▶ [Dataset records]

>>>>>

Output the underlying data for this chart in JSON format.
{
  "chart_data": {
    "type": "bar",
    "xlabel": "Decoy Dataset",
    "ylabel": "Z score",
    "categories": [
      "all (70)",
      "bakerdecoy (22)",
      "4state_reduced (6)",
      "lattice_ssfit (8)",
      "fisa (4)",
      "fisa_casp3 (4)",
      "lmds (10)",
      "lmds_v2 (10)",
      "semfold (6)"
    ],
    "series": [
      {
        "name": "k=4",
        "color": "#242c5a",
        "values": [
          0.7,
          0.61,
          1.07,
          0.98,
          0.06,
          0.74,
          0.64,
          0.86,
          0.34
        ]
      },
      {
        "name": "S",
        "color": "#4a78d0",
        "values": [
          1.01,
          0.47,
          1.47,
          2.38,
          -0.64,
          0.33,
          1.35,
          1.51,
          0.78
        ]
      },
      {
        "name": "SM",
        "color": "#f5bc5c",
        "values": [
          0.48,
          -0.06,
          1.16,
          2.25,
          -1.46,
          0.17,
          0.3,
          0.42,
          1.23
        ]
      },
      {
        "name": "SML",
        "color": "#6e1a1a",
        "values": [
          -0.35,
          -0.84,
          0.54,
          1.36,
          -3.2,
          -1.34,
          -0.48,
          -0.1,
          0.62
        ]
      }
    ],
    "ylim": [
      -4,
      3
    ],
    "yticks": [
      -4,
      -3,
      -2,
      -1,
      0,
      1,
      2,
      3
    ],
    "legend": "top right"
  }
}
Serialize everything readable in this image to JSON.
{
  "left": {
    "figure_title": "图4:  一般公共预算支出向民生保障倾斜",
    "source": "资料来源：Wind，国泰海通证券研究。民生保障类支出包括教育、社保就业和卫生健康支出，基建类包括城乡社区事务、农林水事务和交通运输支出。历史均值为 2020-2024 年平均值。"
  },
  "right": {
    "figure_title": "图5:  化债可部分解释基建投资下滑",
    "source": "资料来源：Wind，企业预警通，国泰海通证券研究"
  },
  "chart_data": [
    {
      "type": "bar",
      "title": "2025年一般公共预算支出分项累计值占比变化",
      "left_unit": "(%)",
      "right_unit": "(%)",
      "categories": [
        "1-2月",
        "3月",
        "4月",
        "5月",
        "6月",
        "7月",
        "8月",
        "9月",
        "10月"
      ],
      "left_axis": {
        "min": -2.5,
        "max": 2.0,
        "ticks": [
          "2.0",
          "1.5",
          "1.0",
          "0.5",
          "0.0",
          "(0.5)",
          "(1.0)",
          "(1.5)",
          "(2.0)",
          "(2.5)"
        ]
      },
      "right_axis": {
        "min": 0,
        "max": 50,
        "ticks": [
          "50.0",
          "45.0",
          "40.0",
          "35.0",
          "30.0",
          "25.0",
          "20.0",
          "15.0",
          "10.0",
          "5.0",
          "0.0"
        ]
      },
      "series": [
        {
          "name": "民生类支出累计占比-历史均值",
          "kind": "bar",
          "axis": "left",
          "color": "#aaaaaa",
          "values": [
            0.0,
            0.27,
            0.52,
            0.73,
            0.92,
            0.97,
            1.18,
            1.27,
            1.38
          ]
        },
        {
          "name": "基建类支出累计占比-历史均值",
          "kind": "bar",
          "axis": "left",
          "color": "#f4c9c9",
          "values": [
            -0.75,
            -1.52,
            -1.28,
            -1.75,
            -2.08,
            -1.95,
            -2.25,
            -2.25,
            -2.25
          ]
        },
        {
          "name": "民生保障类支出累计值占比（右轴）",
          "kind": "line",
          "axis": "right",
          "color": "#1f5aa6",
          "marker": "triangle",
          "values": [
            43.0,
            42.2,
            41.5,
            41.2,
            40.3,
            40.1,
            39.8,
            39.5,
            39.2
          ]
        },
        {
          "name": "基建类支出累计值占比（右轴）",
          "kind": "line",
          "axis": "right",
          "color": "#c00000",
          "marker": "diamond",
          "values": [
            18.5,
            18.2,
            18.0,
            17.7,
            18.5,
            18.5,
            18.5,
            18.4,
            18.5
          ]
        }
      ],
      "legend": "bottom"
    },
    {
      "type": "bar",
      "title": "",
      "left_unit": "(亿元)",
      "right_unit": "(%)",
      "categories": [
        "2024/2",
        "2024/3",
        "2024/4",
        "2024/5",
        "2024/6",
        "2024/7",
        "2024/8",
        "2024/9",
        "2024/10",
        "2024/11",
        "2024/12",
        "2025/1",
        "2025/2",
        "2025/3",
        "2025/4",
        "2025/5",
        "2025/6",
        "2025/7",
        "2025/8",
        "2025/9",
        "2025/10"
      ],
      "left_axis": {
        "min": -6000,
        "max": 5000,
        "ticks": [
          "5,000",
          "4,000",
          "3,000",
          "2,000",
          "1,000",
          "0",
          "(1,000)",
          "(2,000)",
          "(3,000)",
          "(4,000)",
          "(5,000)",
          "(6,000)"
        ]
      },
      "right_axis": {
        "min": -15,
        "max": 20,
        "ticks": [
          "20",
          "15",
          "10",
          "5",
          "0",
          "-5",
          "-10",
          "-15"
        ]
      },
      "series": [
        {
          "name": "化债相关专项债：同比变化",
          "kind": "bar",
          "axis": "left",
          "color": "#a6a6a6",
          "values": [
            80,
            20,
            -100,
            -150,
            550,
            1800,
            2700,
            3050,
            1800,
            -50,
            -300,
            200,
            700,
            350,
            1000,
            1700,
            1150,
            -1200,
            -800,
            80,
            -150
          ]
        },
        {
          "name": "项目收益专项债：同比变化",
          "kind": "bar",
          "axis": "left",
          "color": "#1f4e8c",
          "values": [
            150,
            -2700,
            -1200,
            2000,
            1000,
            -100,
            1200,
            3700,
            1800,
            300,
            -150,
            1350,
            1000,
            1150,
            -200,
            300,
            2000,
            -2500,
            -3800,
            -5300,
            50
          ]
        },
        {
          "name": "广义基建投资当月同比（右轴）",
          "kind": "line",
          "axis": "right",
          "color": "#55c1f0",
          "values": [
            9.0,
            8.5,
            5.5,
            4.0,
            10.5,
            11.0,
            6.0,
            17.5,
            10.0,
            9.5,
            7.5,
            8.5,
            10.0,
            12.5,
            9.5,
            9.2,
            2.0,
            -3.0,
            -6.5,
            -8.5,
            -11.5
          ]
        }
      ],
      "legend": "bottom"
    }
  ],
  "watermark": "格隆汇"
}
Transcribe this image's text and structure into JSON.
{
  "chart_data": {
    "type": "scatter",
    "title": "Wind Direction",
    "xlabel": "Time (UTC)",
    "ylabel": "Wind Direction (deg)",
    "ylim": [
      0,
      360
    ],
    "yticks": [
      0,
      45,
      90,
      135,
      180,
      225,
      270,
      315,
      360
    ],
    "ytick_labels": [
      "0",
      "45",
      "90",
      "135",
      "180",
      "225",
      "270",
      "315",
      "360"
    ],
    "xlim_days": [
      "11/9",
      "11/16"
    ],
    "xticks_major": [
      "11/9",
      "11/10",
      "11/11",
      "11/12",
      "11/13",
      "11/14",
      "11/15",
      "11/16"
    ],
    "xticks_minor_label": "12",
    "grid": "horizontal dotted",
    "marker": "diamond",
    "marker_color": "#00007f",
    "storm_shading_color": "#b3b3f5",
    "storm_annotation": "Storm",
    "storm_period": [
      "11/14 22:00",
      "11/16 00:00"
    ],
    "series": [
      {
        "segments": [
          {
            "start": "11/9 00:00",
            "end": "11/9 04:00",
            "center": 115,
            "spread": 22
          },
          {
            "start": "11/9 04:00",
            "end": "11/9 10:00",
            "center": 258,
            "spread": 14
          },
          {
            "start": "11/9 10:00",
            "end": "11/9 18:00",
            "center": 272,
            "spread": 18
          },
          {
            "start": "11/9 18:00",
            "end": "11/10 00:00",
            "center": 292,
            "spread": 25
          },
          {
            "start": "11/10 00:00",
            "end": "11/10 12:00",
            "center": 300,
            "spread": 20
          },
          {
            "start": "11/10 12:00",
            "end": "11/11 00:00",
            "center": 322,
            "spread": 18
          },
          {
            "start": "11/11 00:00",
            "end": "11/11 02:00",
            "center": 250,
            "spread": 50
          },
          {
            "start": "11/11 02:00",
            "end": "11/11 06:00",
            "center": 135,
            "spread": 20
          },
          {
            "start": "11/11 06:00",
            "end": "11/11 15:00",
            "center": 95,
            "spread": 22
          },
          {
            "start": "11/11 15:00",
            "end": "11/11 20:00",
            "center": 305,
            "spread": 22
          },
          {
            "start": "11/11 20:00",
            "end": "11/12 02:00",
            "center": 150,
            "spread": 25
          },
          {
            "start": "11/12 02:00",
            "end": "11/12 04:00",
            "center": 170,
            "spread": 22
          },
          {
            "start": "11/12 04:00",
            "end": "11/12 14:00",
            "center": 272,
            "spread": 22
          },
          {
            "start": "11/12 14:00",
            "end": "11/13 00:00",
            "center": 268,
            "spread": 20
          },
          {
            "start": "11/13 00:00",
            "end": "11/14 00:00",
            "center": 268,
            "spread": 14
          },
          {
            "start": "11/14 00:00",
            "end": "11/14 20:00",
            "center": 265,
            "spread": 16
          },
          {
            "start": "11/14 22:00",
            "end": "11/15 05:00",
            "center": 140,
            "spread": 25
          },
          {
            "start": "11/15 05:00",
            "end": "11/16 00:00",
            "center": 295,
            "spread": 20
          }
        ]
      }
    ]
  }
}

<<<<<

▶ [What the exercise asks]
Gather each line of the records holding the string "this".

▶ [Task answer]
Output the underlying data for this chart in JSON format.
Serialize everything readable in this image to JSON.
Transcribe this image's text and structure into JSON.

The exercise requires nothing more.